**Dataset records**
---------------

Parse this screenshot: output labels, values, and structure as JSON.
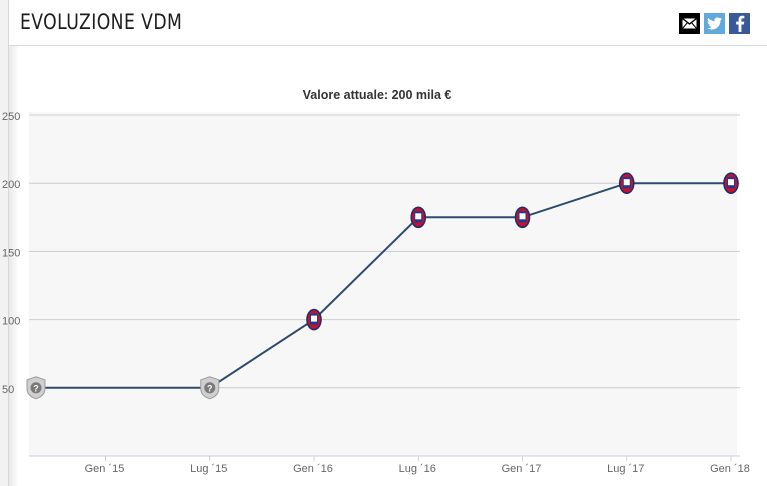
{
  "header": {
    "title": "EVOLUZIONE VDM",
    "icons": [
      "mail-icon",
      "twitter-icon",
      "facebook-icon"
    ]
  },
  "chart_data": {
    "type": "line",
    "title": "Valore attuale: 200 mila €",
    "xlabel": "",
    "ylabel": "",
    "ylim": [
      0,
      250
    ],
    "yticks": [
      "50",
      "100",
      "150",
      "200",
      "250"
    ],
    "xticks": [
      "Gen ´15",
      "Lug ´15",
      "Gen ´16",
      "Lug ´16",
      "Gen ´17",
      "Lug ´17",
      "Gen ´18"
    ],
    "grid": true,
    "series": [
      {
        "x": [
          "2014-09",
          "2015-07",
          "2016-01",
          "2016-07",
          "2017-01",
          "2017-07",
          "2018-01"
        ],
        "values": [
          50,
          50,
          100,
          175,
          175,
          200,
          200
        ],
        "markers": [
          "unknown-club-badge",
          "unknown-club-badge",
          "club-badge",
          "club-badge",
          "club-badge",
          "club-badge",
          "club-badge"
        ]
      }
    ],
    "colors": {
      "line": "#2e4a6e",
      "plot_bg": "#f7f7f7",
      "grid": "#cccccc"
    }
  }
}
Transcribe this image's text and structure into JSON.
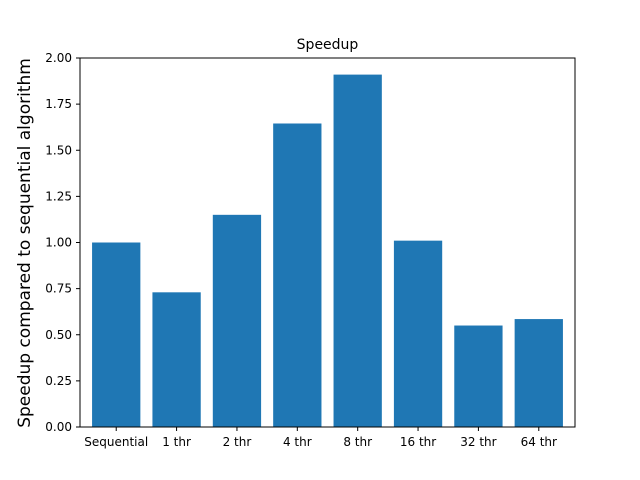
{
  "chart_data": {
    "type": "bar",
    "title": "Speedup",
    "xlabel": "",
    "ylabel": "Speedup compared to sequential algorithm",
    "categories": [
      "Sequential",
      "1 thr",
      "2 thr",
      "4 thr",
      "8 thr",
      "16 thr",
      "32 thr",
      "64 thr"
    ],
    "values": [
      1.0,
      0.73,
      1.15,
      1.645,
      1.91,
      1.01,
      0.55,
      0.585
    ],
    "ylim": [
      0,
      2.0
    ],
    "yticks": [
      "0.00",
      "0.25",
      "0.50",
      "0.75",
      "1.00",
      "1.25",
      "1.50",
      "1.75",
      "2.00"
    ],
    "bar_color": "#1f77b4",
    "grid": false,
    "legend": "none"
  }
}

---------------

**What you will do**
Starting at the line that contains "Transcribe this image's", write out every line through the final line of the entries, word for word; skip any pictures.

**Final result**
Transcribe this image's text and structure into JSON.
{
  "chart_data": {
    "type": "bar",
    "title": "Speedup",
    "xlabel": "",
    "ylabel": "Speedup compared to sequential algorithm",
    "categories": [
      "Sequential",
      "1 thr",
      "2 thr",
      "4 thr",
      "8 thr",
      "16 thr",
      "32 thr",
      "64 thr"
    ],
    "values": [
      1.0,
      0.73,
      1.15,
      1.645,
      1.91,
      1.01,
      0.55,
      0.585
    ],
    "ylim": [
      0,
      2.0
    ],
    "yticks": [
      "0.00",
      "0.25",
      "0.50",
      "0.75",
      "1.00",
      "1.25",
      "1.50",
      "1.75",
      "2.00"
    ],
    "bar_color": "#1f77b4",
    "grid": false,
    "legend": "none"
  }
}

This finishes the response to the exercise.